(Recorded data)
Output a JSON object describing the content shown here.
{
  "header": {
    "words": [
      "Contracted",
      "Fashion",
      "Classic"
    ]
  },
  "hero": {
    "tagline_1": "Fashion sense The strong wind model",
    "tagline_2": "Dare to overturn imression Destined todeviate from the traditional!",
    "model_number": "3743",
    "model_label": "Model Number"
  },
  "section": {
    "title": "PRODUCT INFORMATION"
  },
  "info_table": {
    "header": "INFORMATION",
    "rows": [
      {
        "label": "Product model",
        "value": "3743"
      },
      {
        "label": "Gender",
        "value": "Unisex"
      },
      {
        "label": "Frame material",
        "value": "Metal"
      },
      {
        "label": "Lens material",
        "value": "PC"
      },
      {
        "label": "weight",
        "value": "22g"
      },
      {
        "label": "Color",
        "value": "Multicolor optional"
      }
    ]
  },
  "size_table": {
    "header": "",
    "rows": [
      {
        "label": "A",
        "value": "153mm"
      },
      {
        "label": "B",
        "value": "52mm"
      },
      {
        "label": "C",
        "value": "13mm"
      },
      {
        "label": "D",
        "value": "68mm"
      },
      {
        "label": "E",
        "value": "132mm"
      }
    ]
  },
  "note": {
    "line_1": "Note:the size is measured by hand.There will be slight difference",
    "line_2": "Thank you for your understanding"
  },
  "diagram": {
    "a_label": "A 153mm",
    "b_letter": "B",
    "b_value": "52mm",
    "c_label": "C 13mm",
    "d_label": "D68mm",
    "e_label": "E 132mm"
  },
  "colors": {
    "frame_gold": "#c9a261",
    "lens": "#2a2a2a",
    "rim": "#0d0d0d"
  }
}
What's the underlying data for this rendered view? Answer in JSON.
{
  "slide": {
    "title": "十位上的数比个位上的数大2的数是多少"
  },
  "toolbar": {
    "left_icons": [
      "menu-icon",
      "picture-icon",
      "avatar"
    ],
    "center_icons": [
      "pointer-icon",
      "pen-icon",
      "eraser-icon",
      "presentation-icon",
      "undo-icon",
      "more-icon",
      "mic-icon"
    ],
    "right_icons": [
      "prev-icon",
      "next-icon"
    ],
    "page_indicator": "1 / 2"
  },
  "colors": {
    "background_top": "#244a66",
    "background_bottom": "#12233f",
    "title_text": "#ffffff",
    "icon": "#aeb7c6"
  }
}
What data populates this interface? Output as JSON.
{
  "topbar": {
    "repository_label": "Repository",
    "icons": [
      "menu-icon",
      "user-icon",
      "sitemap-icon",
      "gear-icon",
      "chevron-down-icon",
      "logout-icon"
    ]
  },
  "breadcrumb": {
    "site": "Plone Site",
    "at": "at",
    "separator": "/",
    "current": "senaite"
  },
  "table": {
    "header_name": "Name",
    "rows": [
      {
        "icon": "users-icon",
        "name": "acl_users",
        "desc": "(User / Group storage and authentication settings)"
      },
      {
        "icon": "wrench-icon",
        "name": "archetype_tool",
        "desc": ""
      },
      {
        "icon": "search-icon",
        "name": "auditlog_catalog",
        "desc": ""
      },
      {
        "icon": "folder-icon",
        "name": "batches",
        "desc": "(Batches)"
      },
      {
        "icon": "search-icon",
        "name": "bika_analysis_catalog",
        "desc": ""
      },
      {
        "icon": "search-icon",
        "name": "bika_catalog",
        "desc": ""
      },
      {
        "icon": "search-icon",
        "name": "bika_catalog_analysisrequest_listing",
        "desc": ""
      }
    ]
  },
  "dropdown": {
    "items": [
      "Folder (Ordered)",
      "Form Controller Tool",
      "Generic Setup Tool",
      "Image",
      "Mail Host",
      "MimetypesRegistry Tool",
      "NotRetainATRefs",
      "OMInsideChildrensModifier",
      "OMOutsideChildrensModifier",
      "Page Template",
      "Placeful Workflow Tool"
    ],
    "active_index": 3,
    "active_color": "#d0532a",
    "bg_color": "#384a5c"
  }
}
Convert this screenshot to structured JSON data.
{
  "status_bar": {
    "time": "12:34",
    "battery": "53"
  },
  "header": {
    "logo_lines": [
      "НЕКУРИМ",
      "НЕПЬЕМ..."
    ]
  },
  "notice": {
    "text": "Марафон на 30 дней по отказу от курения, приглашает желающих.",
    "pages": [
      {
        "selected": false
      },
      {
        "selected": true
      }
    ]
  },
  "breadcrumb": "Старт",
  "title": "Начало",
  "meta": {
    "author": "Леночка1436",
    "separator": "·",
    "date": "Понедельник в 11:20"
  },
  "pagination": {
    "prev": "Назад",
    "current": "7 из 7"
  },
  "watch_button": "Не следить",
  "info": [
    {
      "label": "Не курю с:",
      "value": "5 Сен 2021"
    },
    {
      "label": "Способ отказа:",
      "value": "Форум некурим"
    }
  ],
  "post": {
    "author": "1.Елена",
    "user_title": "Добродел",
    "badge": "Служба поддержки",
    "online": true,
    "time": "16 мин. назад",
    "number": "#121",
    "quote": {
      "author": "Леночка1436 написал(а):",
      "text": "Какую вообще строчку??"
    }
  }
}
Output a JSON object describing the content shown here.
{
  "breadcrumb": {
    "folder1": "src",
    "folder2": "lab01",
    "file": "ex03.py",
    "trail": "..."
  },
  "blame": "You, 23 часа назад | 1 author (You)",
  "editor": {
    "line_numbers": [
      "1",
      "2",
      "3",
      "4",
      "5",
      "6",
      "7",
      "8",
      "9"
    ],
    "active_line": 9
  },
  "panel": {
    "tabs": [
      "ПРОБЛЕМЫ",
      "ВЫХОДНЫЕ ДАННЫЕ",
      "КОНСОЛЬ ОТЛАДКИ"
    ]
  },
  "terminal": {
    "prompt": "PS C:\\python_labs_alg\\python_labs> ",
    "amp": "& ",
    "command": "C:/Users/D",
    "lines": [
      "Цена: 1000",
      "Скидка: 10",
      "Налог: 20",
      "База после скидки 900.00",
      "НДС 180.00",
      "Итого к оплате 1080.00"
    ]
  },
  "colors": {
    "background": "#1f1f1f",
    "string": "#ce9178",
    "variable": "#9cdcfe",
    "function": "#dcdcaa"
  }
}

→ **TASK DIRECTIONS**
Return only the number of lines in the entries that contain the string "material".

→ **ANSWER TO THIS EXERCISE**
2